### [Direction]
Copy out every one of the entries below word for word, leaving each line unchanged.
--- BEGIN Supplied records ---
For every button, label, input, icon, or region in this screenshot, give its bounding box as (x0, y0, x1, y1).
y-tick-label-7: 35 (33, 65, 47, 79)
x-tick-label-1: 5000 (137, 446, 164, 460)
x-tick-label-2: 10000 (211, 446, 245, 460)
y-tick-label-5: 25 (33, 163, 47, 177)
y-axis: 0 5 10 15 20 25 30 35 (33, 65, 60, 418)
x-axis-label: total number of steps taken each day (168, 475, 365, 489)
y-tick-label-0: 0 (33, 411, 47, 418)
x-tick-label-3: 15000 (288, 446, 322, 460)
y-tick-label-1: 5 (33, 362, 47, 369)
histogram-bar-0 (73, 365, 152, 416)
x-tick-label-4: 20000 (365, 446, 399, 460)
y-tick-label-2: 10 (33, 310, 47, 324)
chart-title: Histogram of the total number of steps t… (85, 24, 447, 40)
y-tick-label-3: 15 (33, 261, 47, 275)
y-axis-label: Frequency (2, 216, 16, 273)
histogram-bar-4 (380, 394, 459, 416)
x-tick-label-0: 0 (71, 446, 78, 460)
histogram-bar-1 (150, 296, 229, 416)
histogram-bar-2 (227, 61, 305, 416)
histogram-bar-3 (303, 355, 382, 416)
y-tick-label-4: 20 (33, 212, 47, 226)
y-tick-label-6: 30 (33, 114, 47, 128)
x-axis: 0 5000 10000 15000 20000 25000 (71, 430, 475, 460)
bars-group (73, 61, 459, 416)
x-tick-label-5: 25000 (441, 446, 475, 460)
--- END Supplied records ---
### [Written solution]
For every button, label, input, icon, or region in this screenshot, give its bounding box as (x0, y0, x1, y1).
y-tick-label-7: 35 (33, 65, 47, 79)
x-tick-label-1: 5000 (137, 446, 164, 460)
x-tick-label-2: 10000 (211, 446, 245, 460)
y-tick-label-5: 25 (33, 163, 47, 177)
y-axis: 0 5 10 15 20 25 30 35 (33, 65, 60, 418)
x-axis-label: total number of steps taken each day (168, 475, 365, 489)
y-tick-label-0: 0 (33, 411, 47, 418)
x-tick-label-3: 15000 (288, 446, 322, 460)
y-tick-label-1: 5 (33, 362, 47, 369)
histogram-bar-0 (73, 365, 152, 416)
x-tick-label-4: 20000 (365, 446, 399, 460)
y-tick-label-2: 10 (33, 310, 47, 324)
chart-title: Histogram of the total number of steps t… (85, 24, 447, 40)
y-tick-label-3: 15 (33, 261, 47, 275)
y-axis-label: Frequency (2, 216, 16, 273)
histogram-bar-4 (380, 394, 459, 416)
x-tick-label-0: 0 (71, 446, 78, 460)
histogram-bar-1 (150, 296, 229, 416)
histogram-bar-2 (227, 61, 305, 416)
histogram-bar-3 (303, 355, 382, 416)
y-tick-label-4: 20 (33, 212, 47, 226)
y-tick-label-6: 30 (33, 114, 47, 128)
x-axis: 0 5000 10000 15000 20000 25000 (71, 430, 475, 460)
bars-group (73, 61, 459, 416)
x-tick-label-5: 25000 (441, 446, 475, 460)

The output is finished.